Requirement
Return every line of the items below unchanged and in the same order.

==== Information shown ====

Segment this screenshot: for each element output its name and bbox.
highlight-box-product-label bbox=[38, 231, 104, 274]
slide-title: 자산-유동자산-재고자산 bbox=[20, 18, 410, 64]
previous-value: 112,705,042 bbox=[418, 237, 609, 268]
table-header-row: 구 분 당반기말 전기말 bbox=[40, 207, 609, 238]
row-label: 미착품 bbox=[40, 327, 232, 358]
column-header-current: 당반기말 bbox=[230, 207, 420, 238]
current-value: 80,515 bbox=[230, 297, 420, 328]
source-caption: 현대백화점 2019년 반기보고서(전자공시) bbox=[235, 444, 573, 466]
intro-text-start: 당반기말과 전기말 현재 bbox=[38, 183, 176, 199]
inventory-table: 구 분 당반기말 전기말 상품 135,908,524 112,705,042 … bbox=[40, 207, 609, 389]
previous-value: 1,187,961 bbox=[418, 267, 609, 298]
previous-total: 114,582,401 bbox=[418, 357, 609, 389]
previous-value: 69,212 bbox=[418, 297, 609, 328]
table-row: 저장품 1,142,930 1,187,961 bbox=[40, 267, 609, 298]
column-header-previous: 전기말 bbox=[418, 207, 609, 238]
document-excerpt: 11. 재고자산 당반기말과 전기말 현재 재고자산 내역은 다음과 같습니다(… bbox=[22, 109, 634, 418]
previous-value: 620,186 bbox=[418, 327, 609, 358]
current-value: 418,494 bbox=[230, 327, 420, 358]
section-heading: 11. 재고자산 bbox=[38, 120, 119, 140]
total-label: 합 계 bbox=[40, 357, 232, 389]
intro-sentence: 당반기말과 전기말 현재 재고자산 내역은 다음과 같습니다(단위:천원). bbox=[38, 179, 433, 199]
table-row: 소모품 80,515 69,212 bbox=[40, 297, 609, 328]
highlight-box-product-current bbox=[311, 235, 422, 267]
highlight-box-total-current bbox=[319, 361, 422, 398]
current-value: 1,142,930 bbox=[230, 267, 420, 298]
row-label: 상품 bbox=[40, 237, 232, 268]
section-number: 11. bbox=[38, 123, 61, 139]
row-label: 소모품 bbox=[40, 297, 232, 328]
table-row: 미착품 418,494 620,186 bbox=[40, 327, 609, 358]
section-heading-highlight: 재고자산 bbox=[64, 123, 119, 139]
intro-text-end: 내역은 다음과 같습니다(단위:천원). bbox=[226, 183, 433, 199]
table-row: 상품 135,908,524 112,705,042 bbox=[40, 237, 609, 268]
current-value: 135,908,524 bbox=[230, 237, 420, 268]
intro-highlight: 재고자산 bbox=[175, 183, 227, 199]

====

Completed task
Segment this screenshot: for each element output its name and bbox.
highlight-box-product-label bbox=[38, 231, 104, 274]
slide-title: 자산-유동자산-재고자산 bbox=[20, 18, 410, 64]
previous-value: 112,705,042 bbox=[418, 237, 609, 268]
table-header-row: 구 분 당반기말 전기말 bbox=[40, 207, 609, 238]
row-label: 미착품 bbox=[40, 327, 232, 358]
column-header-current: 당반기말 bbox=[230, 207, 420, 238]
current-value: 80,515 bbox=[230, 297, 420, 328]
source-caption: 현대백화점 2019년 반기보고서(전자공시) bbox=[235, 444, 573, 466]
intro-text-start: 당반기말과 전기말 현재 bbox=[38, 183, 176, 199]
inventory-table: 구 분 당반기말 전기말 상품 135,908,524 112,705,042 … bbox=[40, 207, 609, 389]
previous-value: 1,187,961 bbox=[418, 267, 609, 298]
previous-total: 114,582,401 bbox=[418, 357, 609, 389]
previous-value: 69,212 bbox=[418, 297, 609, 328]
table-row: 저장품 1,142,930 1,187,961 bbox=[40, 267, 609, 298]
column-header-previous: 전기말 bbox=[418, 207, 609, 238]
document-excerpt: 11. 재고자산 당반기말과 전기말 현재 재고자산 내역은 다음과 같습니다(… bbox=[22, 109, 634, 418]
previous-value: 620,186 bbox=[418, 327, 609, 358]
current-value: 418,494 bbox=[230, 327, 420, 358]
section-heading: 11. 재고자산 bbox=[38, 120, 119, 140]
total-label: 합 계 bbox=[40, 357, 232, 389]
intro-sentence: 당반기말과 전기말 현재 재고자산 내역은 다음과 같습니다(단위:천원). bbox=[38, 179, 433, 199]
table-row: 소모품 80,515 69,212 bbox=[40, 297, 609, 328]
highlight-box-product-current bbox=[311, 235, 422, 267]
highlight-box-total-current bbox=[319, 361, 422, 398]
current-value: 1,142,930 bbox=[230, 267, 420, 298]
row-label: 상품 bbox=[40, 237, 232, 268]
section-number: 11. bbox=[38, 123, 61, 139]
row-label: 소모품 bbox=[40, 297, 232, 328]
table-row: 미착품 418,494 620,186 bbox=[40, 327, 609, 358]
section-heading-highlight: 재고자산 bbox=[64, 123, 119, 139]
intro-text-end: 내역은 다음과 같습니다(단위:천원). bbox=[226, 183, 433, 199]
table-row: 상품 135,908,524 112,705,042 bbox=[40, 237, 609, 268]
current-value: 135,908,524 bbox=[230, 237, 420, 268]
intro-highlight: 재고자산 bbox=[175, 183, 227, 199]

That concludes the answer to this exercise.